◆ REQUIRED TASK
Find the word "this" in the listing; pull out each line holding it.

(begin)

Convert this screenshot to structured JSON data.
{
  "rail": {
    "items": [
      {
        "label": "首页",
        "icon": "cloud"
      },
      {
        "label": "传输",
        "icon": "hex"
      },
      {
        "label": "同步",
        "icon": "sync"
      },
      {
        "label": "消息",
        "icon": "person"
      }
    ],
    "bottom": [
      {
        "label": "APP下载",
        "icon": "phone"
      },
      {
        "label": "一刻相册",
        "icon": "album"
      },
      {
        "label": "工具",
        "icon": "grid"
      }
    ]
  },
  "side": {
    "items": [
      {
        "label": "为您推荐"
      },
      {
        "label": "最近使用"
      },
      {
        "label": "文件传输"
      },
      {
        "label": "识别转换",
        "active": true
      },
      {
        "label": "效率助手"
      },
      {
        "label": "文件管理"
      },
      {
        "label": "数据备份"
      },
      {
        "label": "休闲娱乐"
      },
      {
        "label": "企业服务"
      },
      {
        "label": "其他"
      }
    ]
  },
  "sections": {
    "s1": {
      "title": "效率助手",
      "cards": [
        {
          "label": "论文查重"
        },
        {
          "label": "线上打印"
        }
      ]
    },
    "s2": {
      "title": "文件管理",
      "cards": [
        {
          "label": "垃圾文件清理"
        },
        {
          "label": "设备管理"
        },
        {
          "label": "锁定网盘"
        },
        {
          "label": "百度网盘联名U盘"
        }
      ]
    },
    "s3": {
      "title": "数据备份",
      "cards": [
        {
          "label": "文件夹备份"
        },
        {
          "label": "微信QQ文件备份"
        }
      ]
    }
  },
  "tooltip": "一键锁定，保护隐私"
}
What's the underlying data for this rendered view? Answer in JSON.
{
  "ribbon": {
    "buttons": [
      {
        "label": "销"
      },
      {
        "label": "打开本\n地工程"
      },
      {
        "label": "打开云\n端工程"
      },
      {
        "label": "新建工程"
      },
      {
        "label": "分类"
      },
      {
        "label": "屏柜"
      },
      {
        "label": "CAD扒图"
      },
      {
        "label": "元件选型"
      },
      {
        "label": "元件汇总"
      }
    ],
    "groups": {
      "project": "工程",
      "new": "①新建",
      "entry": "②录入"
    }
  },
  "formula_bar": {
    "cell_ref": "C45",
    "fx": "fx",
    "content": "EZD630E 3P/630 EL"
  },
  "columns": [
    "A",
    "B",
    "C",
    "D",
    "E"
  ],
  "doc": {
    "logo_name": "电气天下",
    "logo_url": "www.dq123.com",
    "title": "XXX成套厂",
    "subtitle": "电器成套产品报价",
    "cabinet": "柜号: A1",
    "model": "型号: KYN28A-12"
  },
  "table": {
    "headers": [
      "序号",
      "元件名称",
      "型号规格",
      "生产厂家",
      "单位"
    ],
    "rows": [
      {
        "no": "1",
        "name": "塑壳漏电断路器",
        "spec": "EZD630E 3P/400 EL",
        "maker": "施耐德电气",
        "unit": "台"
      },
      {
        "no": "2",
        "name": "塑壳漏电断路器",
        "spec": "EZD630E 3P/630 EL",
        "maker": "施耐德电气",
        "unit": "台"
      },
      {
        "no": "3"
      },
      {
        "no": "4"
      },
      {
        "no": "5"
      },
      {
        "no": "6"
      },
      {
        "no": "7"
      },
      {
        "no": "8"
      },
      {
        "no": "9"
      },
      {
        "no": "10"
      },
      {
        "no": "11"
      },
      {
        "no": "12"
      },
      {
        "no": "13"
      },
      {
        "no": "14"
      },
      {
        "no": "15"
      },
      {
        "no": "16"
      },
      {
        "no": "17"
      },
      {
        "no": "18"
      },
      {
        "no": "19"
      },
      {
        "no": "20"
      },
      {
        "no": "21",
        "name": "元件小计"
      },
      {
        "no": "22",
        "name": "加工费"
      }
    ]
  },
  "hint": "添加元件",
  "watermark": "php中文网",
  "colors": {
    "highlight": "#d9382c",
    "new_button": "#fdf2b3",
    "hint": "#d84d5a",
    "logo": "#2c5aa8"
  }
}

(end)

◆ THE RESULT
Convert this screenshot to structured JSON data.
What's the underlying data for this rendered view? Answer in JSON.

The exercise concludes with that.